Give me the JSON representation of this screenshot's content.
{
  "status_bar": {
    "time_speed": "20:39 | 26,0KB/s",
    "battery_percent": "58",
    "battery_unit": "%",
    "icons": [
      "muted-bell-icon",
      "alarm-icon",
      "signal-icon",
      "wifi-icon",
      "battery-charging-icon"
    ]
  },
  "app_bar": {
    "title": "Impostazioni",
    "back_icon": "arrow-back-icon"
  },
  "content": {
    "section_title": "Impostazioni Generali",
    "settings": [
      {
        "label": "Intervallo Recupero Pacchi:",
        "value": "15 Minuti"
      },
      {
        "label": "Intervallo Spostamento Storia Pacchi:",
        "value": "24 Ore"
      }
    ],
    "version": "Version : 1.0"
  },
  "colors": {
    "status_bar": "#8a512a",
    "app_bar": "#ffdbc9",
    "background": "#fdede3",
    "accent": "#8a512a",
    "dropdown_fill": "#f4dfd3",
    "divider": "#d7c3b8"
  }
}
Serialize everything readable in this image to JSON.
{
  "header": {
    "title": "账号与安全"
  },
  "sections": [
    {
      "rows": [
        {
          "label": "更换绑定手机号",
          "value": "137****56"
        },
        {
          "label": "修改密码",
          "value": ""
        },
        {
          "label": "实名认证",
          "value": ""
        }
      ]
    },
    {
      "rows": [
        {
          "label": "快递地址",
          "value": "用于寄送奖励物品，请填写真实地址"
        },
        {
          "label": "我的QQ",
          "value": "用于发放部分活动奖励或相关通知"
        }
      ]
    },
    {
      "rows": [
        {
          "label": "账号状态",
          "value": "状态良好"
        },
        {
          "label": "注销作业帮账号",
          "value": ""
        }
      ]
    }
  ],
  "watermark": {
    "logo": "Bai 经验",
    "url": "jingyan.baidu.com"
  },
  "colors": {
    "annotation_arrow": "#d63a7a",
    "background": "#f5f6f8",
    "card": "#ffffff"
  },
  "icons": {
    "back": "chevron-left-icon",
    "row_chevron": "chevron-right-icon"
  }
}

◇ ◇ ◇

_PROBLEM TO SOLVE_. Write the entire listing out again, word for word.

_RESULT_.
Give me the JSON representation of this screenshot's content.
{
  "status_bar": {
    "time_speed": "20:39 | 26,0KB/s",
    "battery_percent": "58",
    "battery_unit": "%",
    "icons": [
      "muted-bell-icon",
      "alarm-icon",
      "signal-icon",
      "wifi-icon",
      "battery-charging-icon"
    ]
  },
  "app_bar": {
    "title": "Impostazioni",
    "back_icon": "arrow-back-icon"
  },
  "content": {
    "section_title": "Impostazioni Generali",
    "settings": [
      {
        "label": "Intervallo Recupero Pacchi:",
        "value": "15 Minuti"
      },
      {
        "label": "Intervallo Spostamento Storia Pacchi:",
        "value": "24 Ore"
      }
    ],
    "version": "Version : 1.0"
  },
  "colors": {
    "status_bar": "#8a512a",
    "app_bar": "#ffdbc9",
    "background": "#fdede3",
    "accent": "#8a512a",
    "dropdown_fill": "#f4dfd3",
    "divider": "#d7c3b8"
  }
}
Serialize everything readable in this image to JSON.
{
  "header": {
    "title": "账号与安全"
  },
  "sections": [
    {
      "rows": [
        {
          "label": "更换绑定手机号",
          "value": "137****56"
        },
        {
          "label": "修改密码",
          "value": ""
        },
        {
          "label": "实名认证",
          "value": ""
        }
      ]
    },
    {
      "rows": [
        {
          "label": "快递地址",
          "value": "用于寄送奖励物品，请填写真实地址"
        },
        {
          "label": "我的QQ",
          "value": "用于发放部分活动奖励或相关通知"
        }
      ]
    },
    {
      "rows": [
        {
          "label": "账号状态",
          "value": "状态良好"
        },
        {
          "label": "注销作业帮账号",
          "value": ""
        }
      ]
    }
  ],
  "watermark": {
    "logo": "Bai 经验",
    "url": "jingyan.baidu.com"
  },
  "colors": {
    "annotation_arrow": "#d63a7a",
    "background": "#f5f6f8",
    "card": "#ffffff"
  },
  "icons": {
    "back": "chevron-left-icon",
    "row_chevron": "chevron-right-icon"
  }
}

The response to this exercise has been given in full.